-- TASK STATEMENT --
Copy every line of the data that includes the string "JSON".

-- THE RECORDS --
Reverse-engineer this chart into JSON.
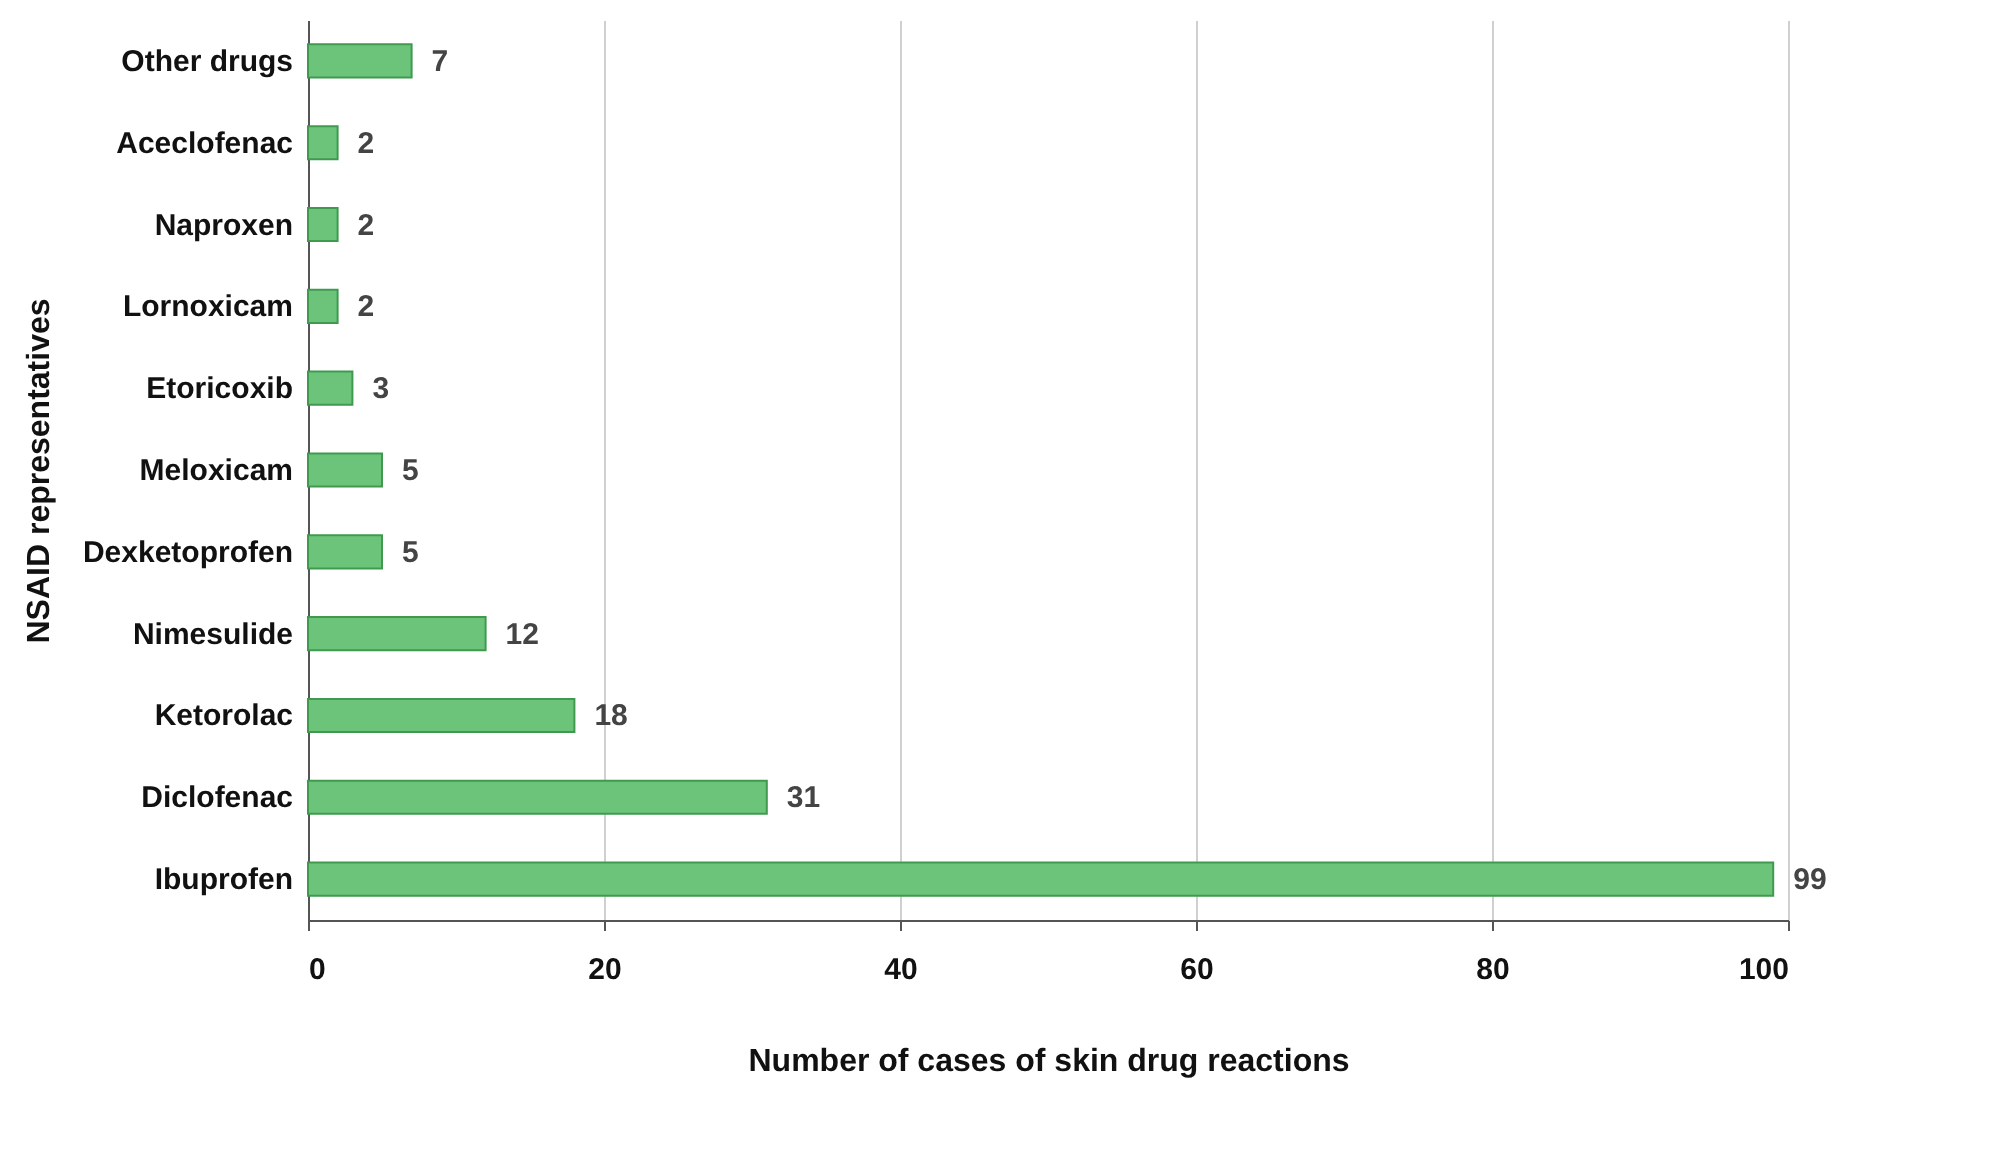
{
  "chart_data": {
    "type": "bar",
    "orientation": "horizontal",
    "xlabel": "Number of cases of skin drug reactions",
    "ylabel": "NSAID representatives",
    "categories": [
      "Other drugs",
      "Aceclofenac",
      "Naproxen",
      "Lornoxicam",
      "Etoricoxib",
      "Meloxicam",
      "Dexketoprofen",
      "Nimesulide",
      "Ketorolac",
      "Diclofenac",
      "Ibuprofen"
    ],
    "values": [
      7,
      2,
      2,
      2,
      3,
      5,
      5,
      12,
      18,
      31,
      99
    ],
    "color": "#6cc47a",
    "xlim": [
      0,
      100
    ],
    "xticks": [
      0,
      20,
      40,
      60,
      80,
      100
    ],
    "grid": "x",
    "data_labels": true
  }
}
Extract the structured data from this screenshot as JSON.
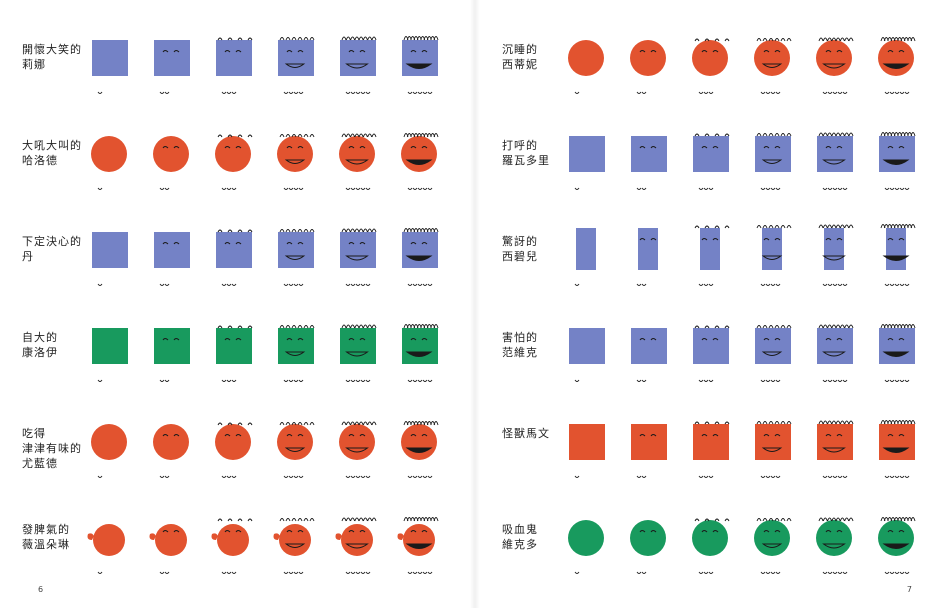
{
  "colors": {
    "blue": "#7482c6",
    "red": "#e2532f",
    "green": "#189a5e",
    "ink": "#1a1a1a"
  },
  "page_numbers": {
    "left": "6",
    "right": "7"
  },
  "left_page": [
    {
      "label": "開懷大笑的\n莉娜",
      "color": "blue",
      "shape": "square",
      "stage_count": 6
    },
    {
      "label": "大吼大叫的\n哈洛德",
      "color": "red",
      "shape": "circle",
      "stage_count": 6
    },
    {
      "label": "下定決心的\n丹",
      "color": "blue",
      "shape": "square",
      "stage_count": 6
    },
    {
      "label": "自大的\n康洛伊",
      "color": "green",
      "shape": "square",
      "stage_count": 6
    },
    {
      "label": "吃得\n津津有味的\n尤藍德",
      "color": "red",
      "shape": "circle",
      "stage_count": 6
    },
    {
      "label": "發脾氣的\n薇溫朵琳",
      "color": "red",
      "shape": "profile",
      "stage_count": 6
    }
  ],
  "right_page": [
    {
      "label": "沉睡的\n西蒂妮",
      "color": "red",
      "shape": "circle",
      "stage_count": 6
    },
    {
      "label": "打呼的\n羅瓦多里",
      "color": "blue",
      "shape": "square",
      "stage_count": 6
    },
    {
      "label": "驚訝的\n西碧兒",
      "color": "blue",
      "shape": "tall",
      "stage_count": 6
    },
    {
      "label": "害怕的\n范維克",
      "color": "blue",
      "shape": "square",
      "stage_count": 6
    },
    {
      "label": "怪獸馬文",
      "color": "red",
      "shape": "square",
      "stage_count": 6
    },
    {
      "label": "吸血鬼\n維克多",
      "color": "green",
      "shape": "circle",
      "stage_count": 6
    }
  ]
}
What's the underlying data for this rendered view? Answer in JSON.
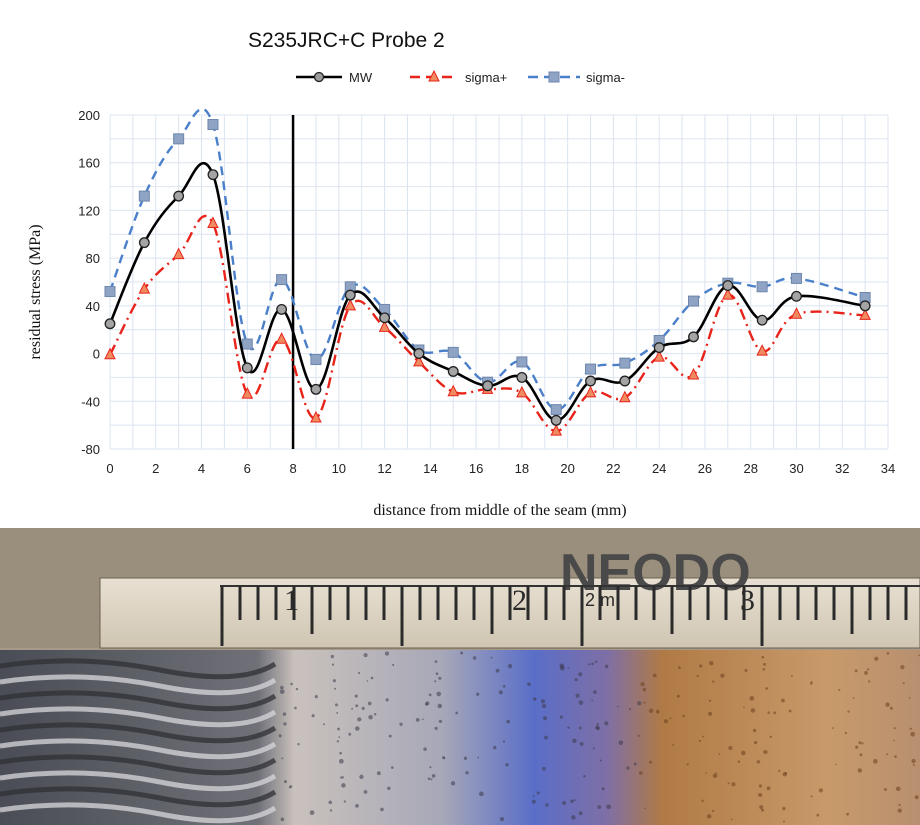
{
  "chart_data": {
    "type": "line",
    "title": "S235JRC+C Probe 2",
    "xlabel": "distance from middle of the seam (mm)",
    "ylabel": "residual stress (MPa)",
    "xlim": [
      0,
      34
    ],
    "ylim": [
      -80,
      200
    ],
    "xticks": [
      0,
      2,
      4,
      6,
      8,
      10,
      12,
      14,
      16,
      18,
      20,
      22,
      24,
      26,
      28,
      30,
      32,
      34
    ],
    "yticks": [
      -80,
      -40,
      0,
      40,
      80,
      120,
      160,
      200
    ],
    "ytick_labels": [
      "-80",
      "-40",
      "0",
      "40",
      "80",
      "120",
      "160",
      "200"
    ],
    "grid": true,
    "legend_position": "top",
    "vertical_marker_x": 8,
    "series": [
      {
        "name": "MW",
        "color": "#000000",
        "line_style": "solid",
        "marker": "circle",
        "x": [
          0,
          1.5,
          3,
          4.5,
          6,
          7.5,
          9,
          10.5,
          12,
          13.5,
          15,
          16.5,
          18,
          19.5,
          21,
          22.5,
          24,
          25.5,
          27,
          28.5,
          30,
          33
        ],
        "y": [
          25,
          93,
          132,
          150,
          -12,
          37,
          -30,
          49,
          30,
          0,
          -15,
          -27,
          -20,
          -56,
          -23,
          -23,
          5,
          14,
          57,
          28,
          48,
          40
        ]
      },
      {
        "name": "sigma+",
        "color": "#e8231a",
        "line_style": "dash-dot",
        "marker": "triangle",
        "x": [
          0,
          1.5,
          3,
          4.5,
          6,
          7.5,
          9,
          10.5,
          12,
          13.5,
          15,
          16.5,
          18,
          19.5,
          21,
          22.5,
          24,
          25.5,
          27,
          28.5,
          30,
          33
        ],
        "y": [
          -1,
          54,
          83,
          109,
          -34,
          12,
          -54,
          40,
          22,
          -7,
          -32,
          -30,
          -33,
          -65,
          -33,
          -37,
          -3,
          -18,
          49,
          2,
          33,
          32
        ]
      },
      {
        "name": "sigma-",
        "color": "#4a7fc9",
        "line_style": "dashed",
        "marker": "square",
        "x": [
          0,
          1.5,
          3,
          4.5,
          6,
          7.5,
          9,
          10.5,
          12,
          13.5,
          15,
          16.5,
          18,
          19.5,
          21,
          22.5,
          24,
          25.5,
          27,
          28.5,
          30,
          33
        ],
        "y": [
          52,
          132,
          180,
          192,
          8,
          62,
          -5,
          56,
          37,
          3,
          1,
          -24,
          -7,
          -47,
          -13,
          -8,
          11,
          44,
          59,
          56,
          63,
          47
        ]
      }
    ]
  },
  "photo": {
    "ruler_labels": [
      "1",
      "2",
      "2 m",
      "3"
    ],
    "ruler_brand_text": "NEODO",
    "colors": {
      "metal": "#a79a88",
      "ruler": "#ddd4c4",
      "heat_tint_blue": "#5a6ec8",
      "heat_tint_bronze": "#b07a45"
    }
  }
}
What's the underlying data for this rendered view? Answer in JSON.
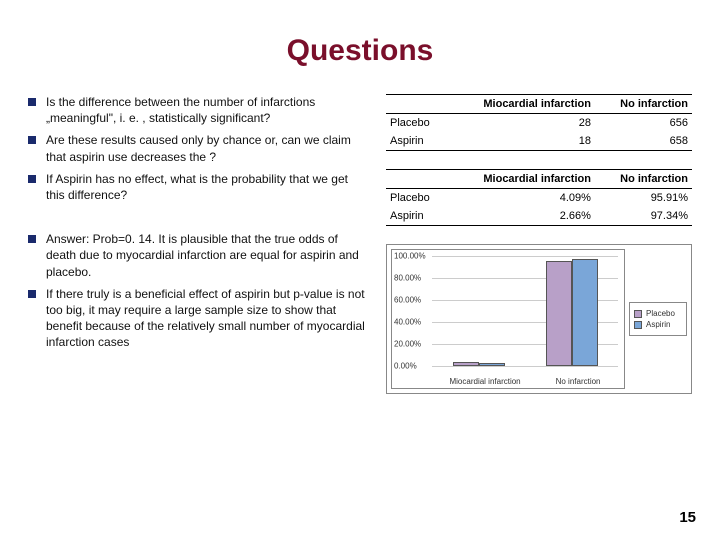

-- OUTPUT --
Reverse-engineer this chart into JSON.
Extract the structured data from this screenshot as JSON.
What's the underlying data for this rendered view? Answer in JSON.
What's the underlying data for this rendered view? Answer in JSON.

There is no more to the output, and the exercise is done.